### Work task 1
Decide whether each statement agrees with the Windows NT Backup security passage: (a) under NTFS, the file permission information written to tape restricts access to the files on it; (b) someone logged on as MACHINE1\USER1 can read secure tapes created by MACHINE2\USER1; (c) the system administrator has access to all tapes. For each, answer yes or no and quote the words of the passage that decide it.
### Work task 2
Continue the Windows NT Backup security passage, starting right after its last sentence.

### Passage
──────────
Windows NT Backup and Security (104221)

MORE INFORMATION

Tape Security and Access

Tape security is in the form of access restriction to an entire tape or family set. The application does not provide restrictions to individual sets or files. When creating a new tape, the user has the option to restrict access to the tape by selecting the Restrict Access check box in the Backup Information dialog box.

Tape Ownership and Control

Under NTFS, file permission information is written with the files to tape. These are kept for restore purposes only and do not restrict access to files on the tape. However, the computer name of the system the backup was made from and user name of the person who first created a tape or tape set is stored in the tape header. Therefore, if you are logged on to MACHINE1\USER1, you cannot read secure tapes created by MACHINE2\USER1. These are considered two separate individuals. This allows enforcement of minimal restrictions to tape access. Access is controlled at a "tape" level. No attempt is made to restrict access at the backup set or to individual files on the tape. The "Restrict Access to Owner or Administrator" check box designates the tape as a "secure" tape. If the restrict access is enabled, Windows NT Backup protects the tape by creating a password from the user name and computer name. The tape can then be accessed with the backup software by only the following:

• The system administrator, who has access to all tapes.
• The person who created the tape originally. In this case, you must be logged on to the computer where the tape was originally created.
──────────
### Dataset excerpts
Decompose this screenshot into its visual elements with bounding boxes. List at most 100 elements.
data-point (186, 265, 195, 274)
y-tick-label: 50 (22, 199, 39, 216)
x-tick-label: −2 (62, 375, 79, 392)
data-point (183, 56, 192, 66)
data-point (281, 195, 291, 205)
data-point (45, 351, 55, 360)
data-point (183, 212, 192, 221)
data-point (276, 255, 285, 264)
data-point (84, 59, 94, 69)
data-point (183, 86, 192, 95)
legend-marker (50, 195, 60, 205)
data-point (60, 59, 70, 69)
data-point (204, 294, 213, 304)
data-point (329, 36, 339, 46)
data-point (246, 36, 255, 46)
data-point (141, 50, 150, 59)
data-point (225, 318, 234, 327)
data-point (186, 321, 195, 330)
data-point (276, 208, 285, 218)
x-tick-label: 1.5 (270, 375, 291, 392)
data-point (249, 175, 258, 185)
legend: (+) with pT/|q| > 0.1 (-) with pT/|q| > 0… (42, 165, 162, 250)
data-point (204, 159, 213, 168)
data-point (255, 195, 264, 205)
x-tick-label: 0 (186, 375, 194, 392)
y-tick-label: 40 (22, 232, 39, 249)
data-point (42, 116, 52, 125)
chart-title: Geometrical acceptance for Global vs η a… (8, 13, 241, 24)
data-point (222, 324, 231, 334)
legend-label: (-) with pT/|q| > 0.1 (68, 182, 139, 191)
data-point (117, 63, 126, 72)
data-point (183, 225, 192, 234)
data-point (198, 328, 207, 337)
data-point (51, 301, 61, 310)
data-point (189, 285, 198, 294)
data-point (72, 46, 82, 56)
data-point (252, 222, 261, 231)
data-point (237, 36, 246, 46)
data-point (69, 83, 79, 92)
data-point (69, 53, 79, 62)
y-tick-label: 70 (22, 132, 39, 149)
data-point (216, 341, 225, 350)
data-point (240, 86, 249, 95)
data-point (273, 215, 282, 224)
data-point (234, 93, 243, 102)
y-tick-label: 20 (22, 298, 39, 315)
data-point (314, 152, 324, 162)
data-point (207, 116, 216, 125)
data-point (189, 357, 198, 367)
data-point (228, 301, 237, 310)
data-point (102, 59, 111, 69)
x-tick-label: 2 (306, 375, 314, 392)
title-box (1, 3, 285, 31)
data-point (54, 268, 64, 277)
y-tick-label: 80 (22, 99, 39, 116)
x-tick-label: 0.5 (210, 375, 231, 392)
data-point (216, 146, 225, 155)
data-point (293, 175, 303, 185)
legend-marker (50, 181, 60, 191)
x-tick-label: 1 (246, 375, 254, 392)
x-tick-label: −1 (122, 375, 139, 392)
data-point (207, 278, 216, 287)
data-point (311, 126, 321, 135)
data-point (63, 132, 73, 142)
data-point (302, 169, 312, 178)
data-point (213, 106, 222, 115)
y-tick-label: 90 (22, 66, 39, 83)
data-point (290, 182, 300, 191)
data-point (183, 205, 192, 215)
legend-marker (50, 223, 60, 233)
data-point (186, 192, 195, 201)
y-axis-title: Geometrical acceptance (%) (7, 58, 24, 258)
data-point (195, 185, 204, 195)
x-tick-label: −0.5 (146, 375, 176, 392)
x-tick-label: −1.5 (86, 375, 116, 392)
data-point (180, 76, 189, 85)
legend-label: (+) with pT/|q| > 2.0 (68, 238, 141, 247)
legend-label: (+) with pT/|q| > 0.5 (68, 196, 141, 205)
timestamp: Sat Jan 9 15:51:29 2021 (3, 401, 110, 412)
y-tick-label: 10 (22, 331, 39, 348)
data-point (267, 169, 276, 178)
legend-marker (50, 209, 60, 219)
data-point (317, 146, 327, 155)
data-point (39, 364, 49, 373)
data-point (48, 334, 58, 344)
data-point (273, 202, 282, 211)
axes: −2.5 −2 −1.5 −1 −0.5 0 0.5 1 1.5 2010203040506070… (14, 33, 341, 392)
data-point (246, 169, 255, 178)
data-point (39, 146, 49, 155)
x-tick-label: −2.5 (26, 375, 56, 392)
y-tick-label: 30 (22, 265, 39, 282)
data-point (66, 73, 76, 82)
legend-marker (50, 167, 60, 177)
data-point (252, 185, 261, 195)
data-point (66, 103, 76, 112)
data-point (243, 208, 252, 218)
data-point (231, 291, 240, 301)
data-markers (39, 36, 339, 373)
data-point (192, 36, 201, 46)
──────────
### Written response 1
(a) No: "These are kept for restore purposes only and do not restrict access to files on the tape."
(b) No: "if you are logged on to MACHINE1\USER1, you cannot read secure tapes created by MACHINE2\USER1."
(c) Yes: "The system administrator, who has access to all tapes."

### Written response 2
• A person with the "Back up files and directories" right.

Any of these people are allowed to read, write, or erase the tape. Persons without the "Back up files and directories" right cannot modify the tape unless they created it by writing the first backup set. This prevents the accidental or deliberate erasure of information by anyone other than the tape's owner (the person who first wrote the tape), a backup user, or a system administrator. For tapes being written to transfer files between computers, "restrict access" should not be selected. For nonrestricted tapes, anyone would be allowed to read, write, or erase the tapes. Note that user-supplied passwords are not used for security purposes because they are easily forgotten. The proliferation of password use with various utilities can compromise security when the logon password is used in multiple places. Without the use of data encryption, tapes are not considered truly secure, and should be physically secured to protect sensitive data. The backup utility cannot prevent deliberate erasure of information from a tape. Security identification (SID) information is not used by Windows NT Backup.

"Back Up Files and Directories" Right

Under NTFS, an Access Control List (ACL) is used to control each person's rights to system resources. Windows NT Backup will usually not back up drives, volumes, directories and/or files to which you do not have access privileges. Your ACL restrictions are inherited by the application at runtime. The exception is when you have the "Back up files and directories" right. Under this exception, you are able to back up and restore drives, directories, and files to which you would otherwise not have access to. The "Back up files and directories" right allows you to bypass ACL protection in order to back up another's files. In addition to being able to read the files, the "Back up files and directories" right allows Windows NT Backup to update the "archive" bit in the file header. Windows NT Backup checks for the existence of the "Back up files and directories" right for the active user, enables the associated rights while processing files, and disable these rights when backup/restore operations are complete.